INPUT DATA »

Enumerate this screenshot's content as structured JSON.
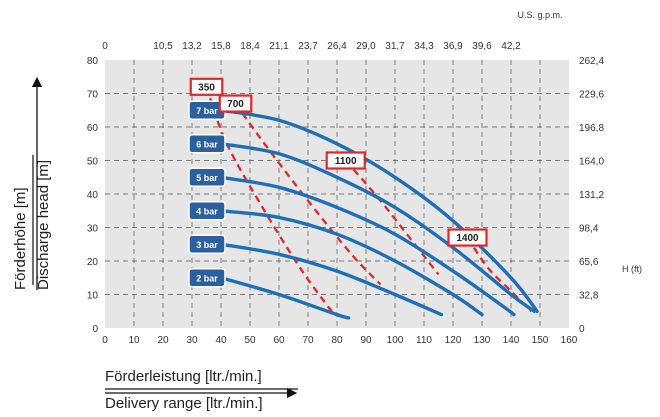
{
  "chart_data": {
    "type": "line",
    "x_axis_bottom": {
      "label_de": "Förderleistung [ltr./min.]",
      "label_en": "Delivery range [ltr./min.]",
      "ticks": [
        "0",
        "10",
        "20",
        "30",
        "40",
        "50",
        "60",
        "70",
        "80",
        "90",
        "100",
        "110",
        "120",
        "130",
        "140",
        "150",
        "160"
      ],
      "range": [
        0,
        160
      ]
    },
    "x_axis_top": {
      "label": "U.S. g.p.m.",
      "ticks": [
        "0",
        "10,5",
        "13,2",
        "15,8",
        "18,4",
        "21,1",
        "23,7",
        "26,4",
        "29,0",
        "31,7",
        "34,3",
        "36,9",
        "39,6",
        "42,2"
      ]
    },
    "y_axis_left": {
      "label_de": "Förderhöhe [m]",
      "label_en": "Discharge head [m]",
      "ticks": [
        "0",
        "10",
        "20",
        "30",
        "40",
        "50",
        "60",
        "70",
        "80"
      ],
      "range": [
        0,
        80
      ]
    },
    "y_axis_right": {
      "label": "H (ft)",
      "ticks": [
        "0",
        "32,8",
        "65,6",
        "98,4",
        "131,2",
        "164,0",
        "196,8",
        "229,6",
        "262,4"
      ]
    },
    "grid": true,
    "series": [
      {
        "name": "7 bar",
        "x": [
          40,
          60,
          80,
          100,
          120,
          140,
          149
        ],
        "y": [
          65,
          62,
          55,
          45,
          32,
          15,
          5
        ]
      },
      {
        "name": "6 bar",
        "x": [
          40,
          60,
          80,
          100,
          120,
          140,
          148
        ],
        "y": [
          55,
          52,
          45,
          36,
          24,
          10,
          5
        ]
      },
      {
        "name": "5 bar",
        "x": [
          40,
          60,
          80,
          100,
          120,
          138,
          141
        ],
        "y": [
          45,
          42,
          36,
          28,
          17,
          6,
          4
        ]
      },
      {
        "name": "4 bar",
        "x": [
          40,
          60,
          80,
          100,
          120,
          130
        ],
        "y": [
          35,
          33,
          28,
          20,
          10,
          4
        ]
      },
      {
        "name": "3 bar",
        "x": [
          40,
          60,
          80,
          100,
          116
        ],
        "y": [
          25,
          22,
          17,
          10,
          4
        ]
      },
      {
        "name": "2 bar",
        "x": [
          40,
          60,
          80,
          84
        ],
        "y": [
          15,
          10,
          4,
          3
        ]
      }
    ],
    "rpm_lines": [
      {
        "label": "350",
        "x": [
          35,
          42,
          55,
          68,
          79
        ],
        "y": [
          72,
          55,
          35,
          17,
          4
        ]
      },
      {
        "label": "700",
        "x": [
          45,
          55,
          70,
          85,
          95
        ],
        "y": [
          67,
          55,
          38,
          22,
          13
        ]
      },
      {
        "label": "1100",
        "x": [
          83,
          95,
          105,
          115
        ],
        "y": [
          50,
          38,
          27,
          16
        ]
      },
      {
        "label": "1400",
        "x": [
          125,
          132,
          140,
          147
        ],
        "y": [
          27,
          18,
          11,
          5
        ]
      }
    ]
  },
  "colors": {
    "curve": "#1f6fb5",
    "rpm_line": "#e3262b",
    "badge_fill": "#2b5f9e",
    "plot_bg": "#e6e6e6",
    "grid": "#555555"
  }
}
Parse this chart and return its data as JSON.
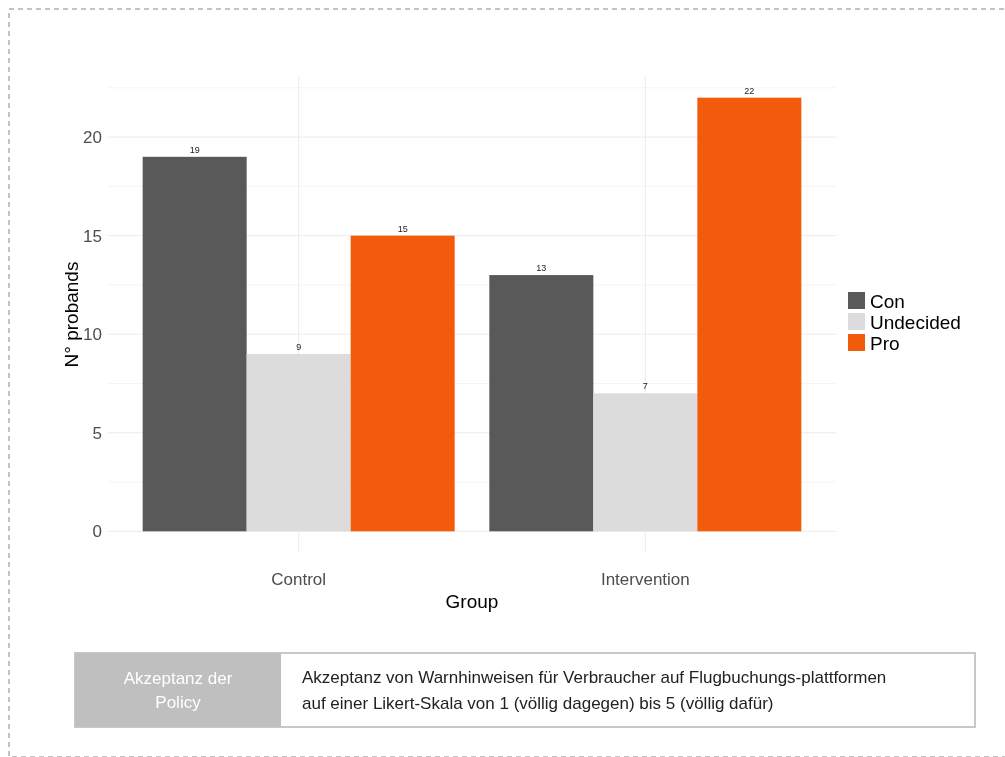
{
  "chart_data": {
    "type": "bar",
    "xlabel": "Group",
    "ylabel": "N° probands",
    "legend": "right",
    "grid": true,
    "data_labels": true,
    "categories": [
      "Control",
      "Intervention"
    ],
    "series": [
      {
        "name": "Con",
        "color": "#595959",
        "values": [
          19,
          13
        ]
      },
      {
        "name": "Undecided",
        "color": "#dcdcdc",
        "values": [
          9,
          7
        ]
      },
      {
        "name": "Pro",
        "color": "#f25a0c",
        "values": [
          15,
          22
        ]
      }
    ],
    "ylim": [
      -1.1,
      23.1
    ],
    "yticks": [
      0,
      {
        "value": 2.5,
        "label": null
      },
      5,
      {
        "value": 7.5,
        "label": null
      },
      10,
      {
        "value": 12.5,
        "label": null
      },
      15,
      {
        "value": 17.5,
        "label": null
      },
      20,
      {
        "value": 22.5,
        "label": null
      }
    ],
    "annotations": [
      "Akzeptanz der Policy",
      "Akzeptanz von Warnhinweisen für Verbraucher auf Flugbuchungs-plattformen auf einer Likert-Skala von 1 (völlig dagegen) bis 5 (völlig dafür)"
    ]
  }
}
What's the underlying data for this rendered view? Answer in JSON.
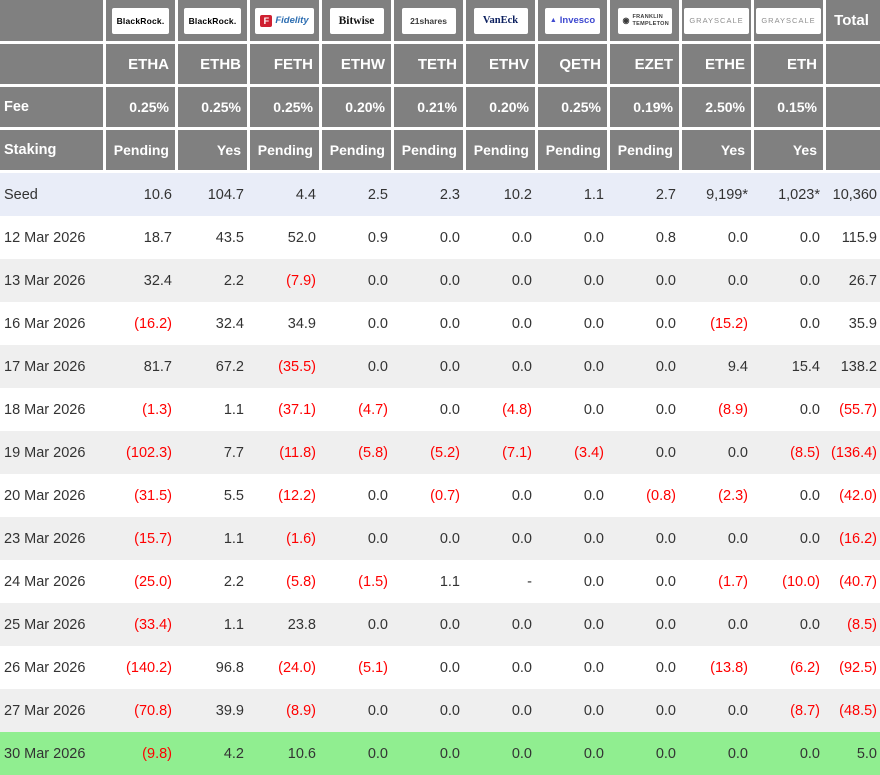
{
  "colors": {
    "header_bg": "#808080",
    "header_text": "#ffffff",
    "seed_row_bg": "#e9edf8",
    "alt_row_bg": "#efefef",
    "latest_row_bg": "#90ee90",
    "negative": "#ff0000",
    "body_text": "#333333",
    "fidelity_red": "#cf2031",
    "fidelity_blue": "#2f6fb2",
    "vaneck_navy": "#0b1f5e",
    "invesco_blue": "#3f4ad0",
    "grayscale_gray": "#8f8f8f"
  },
  "icons": {
    "invesco_mark": "▲",
    "franklin_mark": "◉",
    "fidelity_mark": "F"
  },
  "table": {
    "corner_labels": {
      "fee": "Fee",
      "staking": "Staking"
    },
    "total_header": "Total",
    "funds": [
      {
        "issuer": "BlackRock",
        "brand": "blackrock",
        "logo_text": "BlackRock.",
        "ticker": "ETHA",
        "fee": "0.25%",
        "staking": "Pending"
      },
      {
        "issuer": "BlackRock",
        "brand": "blackrock",
        "logo_text": "BlackRock.",
        "ticker": "ETHB",
        "fee": "0.25%",
        "staking": "Yes"
      },
      {
        "issuer": "Fidelity",
        "brand": "fidelity",
        "logo_text": "Fidelity",
        "ticker": "FETH",
        "fee": "0.25%",
        "staking": "Pending"
      },
      {
        "issuer": "Bitwise",
        "brand": "bitwise",
        "logo_text": "Bitwise",
        "ticker": "ETHW",
        "fee": "0.20%",
        "staking": "Pending"
      },
      {
        "issuer": "21shares",
        "brand": "21shares",
        "logo_text": "21shares",
        "ticker": "TETH",
        "fee": "0.21%",
        "staking": "Pending"
      },
      {
        "issuer": "VanEck",
        "brand": "vaneck",
        "logo_text": "VanEck",
        "ticker": "ETHV",
        "fee": "0.20%",
        "staking": "Pending"
      },
      {
        "issuer": "Invesco",
        "brand": "invesco",
        "logo_text": "Invesco",
        "ticker": "QETH",
        "fee": "0.25%",
        "staking": "Pending"
      },
      {
        "issuer": "Franklin Templeton",
        "brand": "franklin",
        "logo_text": "FRANKLIN TEMPLETON",
        "ticker": "EZET",
        "fee": "0.19%",
        "staking": "Pending"
      },
      {
        "issuer": "Grayscale",
        "brand": "grayscale",
        "logo_text": "GRAYSCALE",
        "ticker": "ETHE",
        "fee": "2.50%",
        "staking": "Yes"
      },
      {
        "issuer": "Grayscale",
        "brand": "grayscale",
        "logo_text": "GRAYSCALE",
        "ticker": "ETH",
        "fee": "0.15%",
        "staking": "Yes"
      }
    ],
    "seed": {
      "label": "Seed",
      "values": [
        "10.6",
        "104.7",
        "4.4",
        "2.5",
        "2.3",
        "10.2",
        "1.1",
        "2.7",
        "9,199*",
        "1,023*"
      ],
      "total": "10,360"
    },
    "rows": [
      {
        "date": "12 Mar 2026",
        "values": [
          "18.7",
          "43.5",
          "52.0",
          "0.9",
          "0.0",
          "0.0",
          "0.0",
          "0.8",
          "0.0",
          "0.0"
        ],
        "total": "115.9"
      },
      {
        "date": "13 Mar 2026",
        "values": [
          "32.4",
          "2.2",
          "(7.9)",
          "0.0",
          "0.0",
          "0.0",
          "0.0",
          "0.0",
          "0.0",
          "0.0"
        ],
        "total": "26.7"
      },
      {
        "date": "16 Mar 2026",
        "values": [
          "(16.2)",
          "32.4",
          "34.9",
          "0.0",
          "0.0",
          "0.0",
          "0.0",
          "0.0",
          "(15.2)",
          "0.0"
        ],
        "total": "35.9"
      },
      {
        "date": "17 Mar 2026",
        "values": [
          "81.7",
          "67.2",
          "(35.5)",
          "0.0",
          "0.0",
          "0.0",
          "0.0",
          "0.0",
          "9.4",
          "15.4"
        ],
        "total": "138.2"
      },
      {
        "date": "18 Mar 2026",
        "values": [
          "(1.3)",
          "1.1",
          "(37.1)",
          "(4.7)",
          "0.0",
          "(4.8)",
          "0.0",
          "0.0",
          "(8.9)",
          "0.0"
        ],
        "total": "(55.7)"
      },
      {
        "date": "19 Mar 2026",
        "values": [
          "(102.3)",
          "7.7",
          "(11.8)",
          "(5.8)",
          "(5.2)",
          "(7.1)",
          "(3.4)",
          "0.0",
          "0.0",
          "(8.5)"
        ],
        "total": "(136.4)"
      },
      {
        "date": "20 Mar 2026",
        "values": [
          "(31.5)",
          "5.5",
          "(12.2)",
          "0.0",
          "(0.7)",
          "0.0",
          "0.0",
          "(0.8)",
          "(2.3)",
          "0.0"
        ],
        "total": "(42.0)"
      },
      {
        "date": "23 Mar 2026",
        "values": [
          "(15.7)",
          "1.1",
          "(1.6)",
          "0.0",
          "0.0",
          "0.0",
          "0.0",
          "0.0",
          "0.0",
          "0.0"
        ],
        "total": "(16.2)"
      },
      {
        "date": "24 Mar 2026",
        "values": [
          "(25.0)",
          "2.2",
          "(5.8)",
          "(1.5)",
          "1.1",
          "-",
          "0.0",
          "0.0",
          "(1.7)",
          "(10.0)"
        ],
        "total": "(40.7)"
      },
      {
        "date": "25 Mar 2026",
        "values": [
          "(33.4)",
          "1.1",
          "23.8",
          "0.0",
          "0.0",
          "0.0",
          "0.0",
          "0.0",
          "0.0",
          "0.0"
        ],
        "total": "(8.5)"
      },
      {
        "date": "26 Mar 2026",
        "values": [
          "(140.2)",
          "96.8",
          "(24.0)",
          "(5.1)",
          "0.0",
          "0.0",
          "0.0",
          "0.0",
          "(13.8)",
          "(6.2)"
        ],
        "total": "(92.5)"
      },
      {
        "date": "27 Mar 2026",
        "values": [
          "(70.8)",
          "39.9",
          "(8.9)",
          "0.0",
          "0.0",
          "0.0",
          "0.0",
          "0.0",
          "0.0",
          "(8.7)"
        ],
        "total": "(48.5)"
      },
      {
        "date": "30 Mar 2026",
        "values": [
          "(9.8)",
          "4.2",
          "10.6",
          "0.0",
          "0.0",
          "0.0",
          "0.0",
          "0.0",
          "0.0",
          "0.0"
        ],
        "total": "5.0",
        "highlight": "latest"
      }
    ]
  }
}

TASK »
Which lines contain "Akzeptanz"? Copy each of them.

OUTPUT OF THE TASK »
      "Akzeptanz der Policy",
      "Akzeptanz von Warnhinweisen für Verbraucher auf Flugbuchungs-plattformen auf einer Likert-Skala von 1 (völlig dagegen) bis 5 (völlig dafür)"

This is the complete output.